◆ BRANO DA LEGGERE ◆
========================================
Suprema Corte di Cassazione
sezione II
sentenza 12 ottobre 2012, n. 17472
sul ricorso proposto da:
(OMISSIS) (OMISSIS), (OMISSIS), (OMISSIS) (OMISSIS), (OMISSIS) (OMISSIS), elettivamente domiciliati in (OMISSIS), presso lo studio 2012 dell’avvocato (OMISSIS), che li rappresenta e difende unitamente all’avvocato (OMISSIS);
– ricorrenti –
contro
(OMISSIS) (OMISSIS), elettivamente domiciliato in (OMISSIS), presso lo studio dell’avvocato (OMISSIS), rappresentato e difeso dall’avvocato (OMISSIS);
– controricorrente –
avverso la sentenza n. 224/2010 della CORTE D’APPELLO di VENEZIA, depositata il 30/01/2010;
udita la relazione della causa svolta nella pubblica udienza del 04/05/2012 dal Consigliere Dott. FELICE MANNA;
udito l’Avvocato (OMISSIS), con delega depositata in udienza dell’Avvocato (OMISSIS), difensore dei ricorrenti che ha chiesto l’accoglimento del ricorso;
udito il P.M. in persona del Sostituto Procuratore Generale Dott. DEL CORE Sergio che ha concluso per il rigetto del ricorso.
========================================
◆ DATI RACCOLTI ◆
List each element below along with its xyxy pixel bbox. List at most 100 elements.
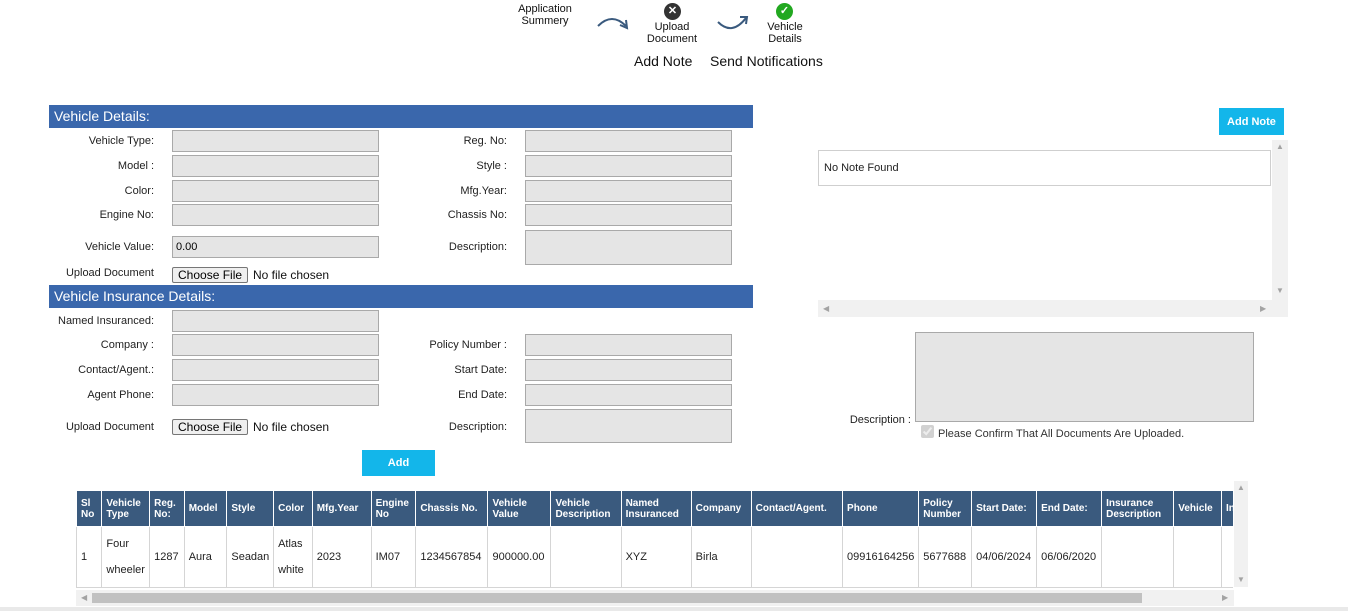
========================================
◆ RICHIESTA ASSEGNATA 1 ◆
Quale corte d'appello aveva emesso la decisione impugnata davanti alla Cassazione, secondo la sentenza della Cassazione?
◆ RICHIESTA ASSEGNATA 2 ◆
Prosegui la sentenza della Cassazione partendo subito dopo l'ultima frase riportata.
I dati costituiscono materiale a sé, distinto dalla sentenza della Cassazione.

◆ RISPOSTA SCRITTA 1 ◆
La Corte d'appello di Venezia.

◆ RISPOSTA SCRITTA 2 ◆
SVOLGIMENTO DEL PROCESSO
(OMISSIS), proprietario di immobili siti in (OMISSIS), conveniva in giudizio, innanzi al Tribunale di Venezia, (OMISSIS), (OMISSIS), (OMISSIS) e (OMISSIS), proprietari di fondi confinanti, per sentirli condannare all’arretramento, fra l’altro e per quel che ancora rileva in questa sede di legittimita’, di due manufatti, l’uno adibito a dispensa, lavanderia e cucina, l’altro a garage, in quanto costruiti a distanza inferiore a 5 metri dal confine e 10 dal fabbricato di sua proprieta’, in violazione degli articoli 869, 872 e 873 c.c. e dell’articolo 13, lettera c) e d) delle N.T.A. (norme tecniche d’attuazione) del piano regolatore di (OMISSIS).
I convenuti nel resistere in giudizio proponevano domanda riconvenzionale di condanna dell’attore all’arretramento di un’autorimessa realizzata in corrispondenza del confine sud-est della loro proprieta’.
Il Tribunale rigettava entrambe le domande, sul presupposto che la violazione delle distanze delle costruzioni dal confine, prescritte da norme degli strumenti urbanistici, potesse comportare la tutela in forma specifica solo se le distanze stesse risultassero stabilite in maniera assoluta ed inderogabile.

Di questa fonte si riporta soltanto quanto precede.